(Items from a data source)
[start]

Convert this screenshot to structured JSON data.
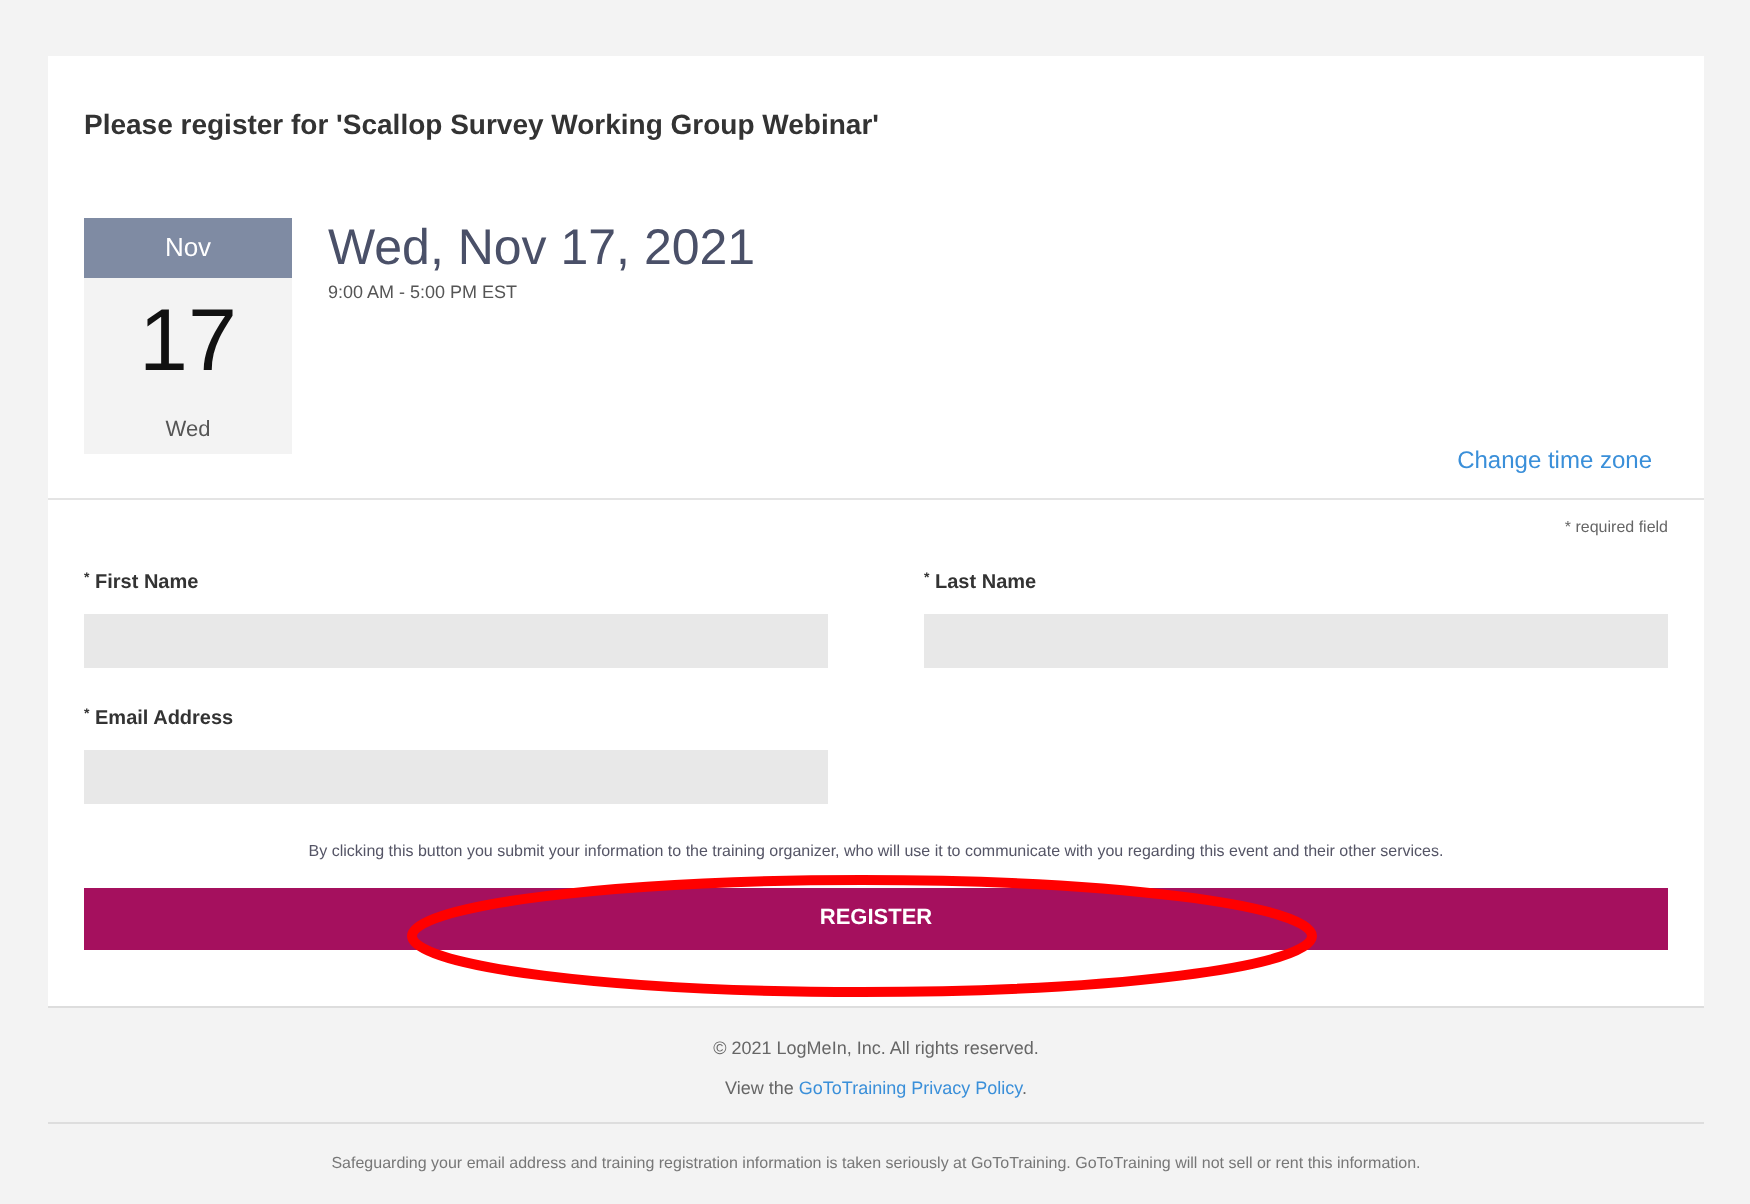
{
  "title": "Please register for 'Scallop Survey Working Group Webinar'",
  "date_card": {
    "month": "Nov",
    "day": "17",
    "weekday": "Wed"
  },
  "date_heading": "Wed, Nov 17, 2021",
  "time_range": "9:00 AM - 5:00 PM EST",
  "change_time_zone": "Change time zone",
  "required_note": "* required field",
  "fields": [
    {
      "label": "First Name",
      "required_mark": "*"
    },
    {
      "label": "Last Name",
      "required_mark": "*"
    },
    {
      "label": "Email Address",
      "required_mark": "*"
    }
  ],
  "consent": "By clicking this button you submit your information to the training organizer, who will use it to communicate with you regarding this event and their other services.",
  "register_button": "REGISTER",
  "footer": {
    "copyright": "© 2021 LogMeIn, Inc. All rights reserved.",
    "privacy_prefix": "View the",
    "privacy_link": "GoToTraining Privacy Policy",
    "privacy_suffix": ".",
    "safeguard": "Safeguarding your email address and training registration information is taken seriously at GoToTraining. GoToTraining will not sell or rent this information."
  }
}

[end]

WHAT YOU ARE ASKED TO DO: Repeat all the records above exactly, leaving out any pictures.

EXERCISE RESPONSE:
Convert this screenshot to structured JSON data.
{
  "title": "Please register for 'Scallop Survey Working Group Webinar'",
  "date_card": {
    "month": "Nov",
    "day": "17",
    "weekday": "Wed"
  },
  "date_heading": "Wed, Nov 17, 2021",
  "time_range": "9:00 AM - 5:00 PM EST",
  "change_time_zone": "Change time zone",
  "required_note": "* required field",
  "fields": [
    {
      "label": "First Name",
      "required_mark": "*"
    },
    {
      "label": "Last Name",
      "required_mark": "*"
    },
    {
      "label": "Email Address",
      "required_mark": "*"
    }
  ],
  "consent": "By clicking this button you submit your information to the training organizer, who will use it to communicate with you regarding this event and their other services.",
  "register_button": "REGISTER",
  "footer": {
    "copyright": "© 2021 LogMeIn, Inc. All rights reserved.",
    "privacy_prefix": "View the",
    "privacy_link": "GoToTraining Privacy Policy",
    "privacy_suffix": ".",
    "safeguard": "Safeguarding your email address and training registration information is taken seriously at GoToTraining. GoToTraining will not sell or rent this information."
  }
}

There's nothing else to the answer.